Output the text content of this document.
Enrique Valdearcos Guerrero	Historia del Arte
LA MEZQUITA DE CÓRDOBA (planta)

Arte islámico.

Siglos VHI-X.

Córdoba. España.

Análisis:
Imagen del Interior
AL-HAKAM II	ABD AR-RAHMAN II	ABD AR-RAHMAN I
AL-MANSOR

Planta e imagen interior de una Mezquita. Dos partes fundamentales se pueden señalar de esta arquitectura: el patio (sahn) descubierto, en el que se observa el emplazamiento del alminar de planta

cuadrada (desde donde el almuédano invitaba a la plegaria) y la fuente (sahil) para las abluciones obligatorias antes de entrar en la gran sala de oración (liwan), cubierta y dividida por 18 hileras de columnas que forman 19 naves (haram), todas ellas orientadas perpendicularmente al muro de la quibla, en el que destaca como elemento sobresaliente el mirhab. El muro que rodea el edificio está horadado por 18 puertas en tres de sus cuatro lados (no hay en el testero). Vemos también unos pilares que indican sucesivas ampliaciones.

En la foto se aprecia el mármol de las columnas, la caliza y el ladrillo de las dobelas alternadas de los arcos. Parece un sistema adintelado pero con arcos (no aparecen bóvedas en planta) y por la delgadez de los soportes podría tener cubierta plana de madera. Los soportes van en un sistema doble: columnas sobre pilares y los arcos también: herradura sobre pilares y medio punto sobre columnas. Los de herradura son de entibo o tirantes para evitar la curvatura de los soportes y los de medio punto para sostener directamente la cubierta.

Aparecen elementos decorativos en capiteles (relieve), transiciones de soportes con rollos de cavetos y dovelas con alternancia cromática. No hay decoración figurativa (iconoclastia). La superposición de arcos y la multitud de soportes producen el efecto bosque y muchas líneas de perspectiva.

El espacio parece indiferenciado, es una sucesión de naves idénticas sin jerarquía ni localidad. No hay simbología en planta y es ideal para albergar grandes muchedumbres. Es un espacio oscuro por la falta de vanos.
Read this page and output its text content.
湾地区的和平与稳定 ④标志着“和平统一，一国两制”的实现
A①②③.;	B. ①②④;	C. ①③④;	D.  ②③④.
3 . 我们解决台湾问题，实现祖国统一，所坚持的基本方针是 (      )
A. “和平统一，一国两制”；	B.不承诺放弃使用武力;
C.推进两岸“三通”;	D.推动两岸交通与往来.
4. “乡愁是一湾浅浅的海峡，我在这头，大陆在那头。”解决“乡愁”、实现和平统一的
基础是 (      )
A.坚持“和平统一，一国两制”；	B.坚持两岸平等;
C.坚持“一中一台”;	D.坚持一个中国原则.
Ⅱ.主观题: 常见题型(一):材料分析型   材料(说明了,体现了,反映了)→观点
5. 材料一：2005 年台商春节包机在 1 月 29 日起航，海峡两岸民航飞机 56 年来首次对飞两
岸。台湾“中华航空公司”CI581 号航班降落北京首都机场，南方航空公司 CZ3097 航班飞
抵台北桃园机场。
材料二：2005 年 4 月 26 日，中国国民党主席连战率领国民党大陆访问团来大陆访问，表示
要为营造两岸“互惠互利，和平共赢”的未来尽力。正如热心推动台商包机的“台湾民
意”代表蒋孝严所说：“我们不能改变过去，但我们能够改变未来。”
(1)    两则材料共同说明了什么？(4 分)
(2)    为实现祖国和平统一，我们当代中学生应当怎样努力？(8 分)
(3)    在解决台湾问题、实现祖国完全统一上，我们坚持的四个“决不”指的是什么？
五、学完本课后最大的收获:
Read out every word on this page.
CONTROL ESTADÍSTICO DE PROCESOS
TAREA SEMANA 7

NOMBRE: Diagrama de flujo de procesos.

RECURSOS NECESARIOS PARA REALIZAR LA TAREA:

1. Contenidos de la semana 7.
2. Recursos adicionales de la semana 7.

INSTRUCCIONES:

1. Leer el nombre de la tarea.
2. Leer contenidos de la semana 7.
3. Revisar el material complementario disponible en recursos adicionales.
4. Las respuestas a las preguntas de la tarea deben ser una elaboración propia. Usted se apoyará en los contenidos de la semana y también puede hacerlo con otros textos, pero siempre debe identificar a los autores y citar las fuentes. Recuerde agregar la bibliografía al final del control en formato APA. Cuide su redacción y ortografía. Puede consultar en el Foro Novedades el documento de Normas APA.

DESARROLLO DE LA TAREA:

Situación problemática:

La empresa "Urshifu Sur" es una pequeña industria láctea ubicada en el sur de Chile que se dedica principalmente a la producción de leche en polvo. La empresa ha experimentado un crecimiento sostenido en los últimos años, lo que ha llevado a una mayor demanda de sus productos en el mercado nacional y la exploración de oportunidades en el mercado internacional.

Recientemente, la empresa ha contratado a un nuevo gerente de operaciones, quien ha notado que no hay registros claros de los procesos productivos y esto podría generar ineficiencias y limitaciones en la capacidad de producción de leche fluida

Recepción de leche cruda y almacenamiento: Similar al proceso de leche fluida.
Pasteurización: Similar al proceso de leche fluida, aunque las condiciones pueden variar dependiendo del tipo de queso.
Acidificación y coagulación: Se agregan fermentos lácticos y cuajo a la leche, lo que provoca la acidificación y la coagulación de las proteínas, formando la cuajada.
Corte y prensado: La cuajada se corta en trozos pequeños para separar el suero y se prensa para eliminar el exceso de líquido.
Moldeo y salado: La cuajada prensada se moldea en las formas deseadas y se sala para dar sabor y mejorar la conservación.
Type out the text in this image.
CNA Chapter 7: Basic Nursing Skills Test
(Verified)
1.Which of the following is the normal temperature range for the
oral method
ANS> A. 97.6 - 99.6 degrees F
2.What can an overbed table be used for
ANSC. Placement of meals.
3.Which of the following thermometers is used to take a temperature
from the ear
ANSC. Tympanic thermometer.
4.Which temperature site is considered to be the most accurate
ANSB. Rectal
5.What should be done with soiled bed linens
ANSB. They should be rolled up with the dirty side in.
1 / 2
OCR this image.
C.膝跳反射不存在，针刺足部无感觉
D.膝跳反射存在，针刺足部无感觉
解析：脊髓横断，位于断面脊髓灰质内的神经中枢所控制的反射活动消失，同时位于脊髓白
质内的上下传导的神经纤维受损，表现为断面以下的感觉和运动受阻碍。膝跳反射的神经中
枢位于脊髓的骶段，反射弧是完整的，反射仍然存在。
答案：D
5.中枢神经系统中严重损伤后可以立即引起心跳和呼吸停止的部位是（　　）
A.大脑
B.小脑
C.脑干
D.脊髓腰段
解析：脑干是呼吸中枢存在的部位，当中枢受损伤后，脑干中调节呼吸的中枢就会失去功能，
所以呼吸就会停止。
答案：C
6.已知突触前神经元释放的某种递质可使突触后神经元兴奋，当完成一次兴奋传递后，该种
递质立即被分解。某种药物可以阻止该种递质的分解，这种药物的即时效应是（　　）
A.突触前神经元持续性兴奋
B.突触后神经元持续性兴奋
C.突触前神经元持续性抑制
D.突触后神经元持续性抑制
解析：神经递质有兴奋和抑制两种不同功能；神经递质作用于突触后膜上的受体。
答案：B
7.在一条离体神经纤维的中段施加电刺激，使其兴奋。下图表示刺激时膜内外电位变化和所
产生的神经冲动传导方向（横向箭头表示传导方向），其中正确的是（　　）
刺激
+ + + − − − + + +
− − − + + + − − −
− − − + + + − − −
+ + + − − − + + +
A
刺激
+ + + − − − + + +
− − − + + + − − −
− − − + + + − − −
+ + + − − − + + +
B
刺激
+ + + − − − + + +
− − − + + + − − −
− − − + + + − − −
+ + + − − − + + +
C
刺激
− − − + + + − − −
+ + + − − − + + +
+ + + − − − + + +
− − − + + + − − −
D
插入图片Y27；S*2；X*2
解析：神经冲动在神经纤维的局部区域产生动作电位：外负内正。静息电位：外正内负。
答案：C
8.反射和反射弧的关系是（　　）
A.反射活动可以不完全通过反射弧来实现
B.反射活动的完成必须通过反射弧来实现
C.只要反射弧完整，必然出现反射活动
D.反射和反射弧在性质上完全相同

.....

Every line from the one holding "OCR this image." through the final line of the listing must be echoed exactly; leave out all other lines.

▶ ANSWER IN FULL:
OCR this image.
C.膝跳反射不存在，针刺足部无感觉
D.膝跳反射存在，针刺足部无感觉
解析：脊髓横断，位于断面脊髓灰质内的神经中枢所控制的反射活动消失，同时位于脊髓白
质内的上下传导的神经纤维受损，表现为断面以下的感觉和运动受阻碍。膝跳反射的神经中
枢位于脊髓的骶段，反射弧是完整的，反射仍然存在。
答案：D
5.中枢神经系统中严重损伤后可以立即引起心跳和呼吸停止的部位是（　　）
A.大脑
B.小脑
C.脑干
D.脊髓腰段
解析：脑干是呼吸中枢存在的部位，当中枢受损伤后，脑干中调节呼吸的中枢就会失去功能，
所以呼吸就会停止。
答案：C
6.已知突触前神经元释放的某种递质可使突触后神经元兴奋，当完成一次兴奋传递后，该种
递质立即被分解。某种药物可以阻止该种递质的分解，这种药物的即时效应是（　　）
A.突触前神经元持续性兴奋
B.突触后神经元持续性兴奋
C.突触前神经元持续性抑制
D.突触后神经元持续性抑制
解析：神经递质有兴奋和抑制两种不同功能；神经递质作用于突触后膜上的受体。
答案：B
7.在一条离体神经纤维的中段施加电刺激，使其兴奋。下图表示刺激时膜内外电位变化和所
产生的神经冲动传导方向（横向箭头表示传导方向），其中正确的是（　　）
刺激
+ + + − − − + + +
− − − + + + − − −
− − − + + + − − −
+ + + − − − + + +
A
刺激
+ + + − − − + + +
− − − + + + − − −
− − − + + + − − −
+ + + − − − + + +
B
刺激
+ + + − − − + + +
− − − + + + − − −
− − − + + + − − −
+ + + − − − + + +
C
刺激
− − − + + + − − −
+ + + − − − + + +
+ + + − − − + + +
− − − + + + − − −
D
插入图片Y27；S*2；X*2
解析：神经冲动在神经纤维的局部区域产生动作电位：外负内正。静息电位：外正内负。
答案：C
8.反射和反射弧的关系是（　　）
A.反射活动可以不完全通过反射弧来实现
B.反射活动的完成必须通过反射弧来实现
C.只要反射弧完整，必然出现反射活动
D.反射和反射弧在性质上完全相同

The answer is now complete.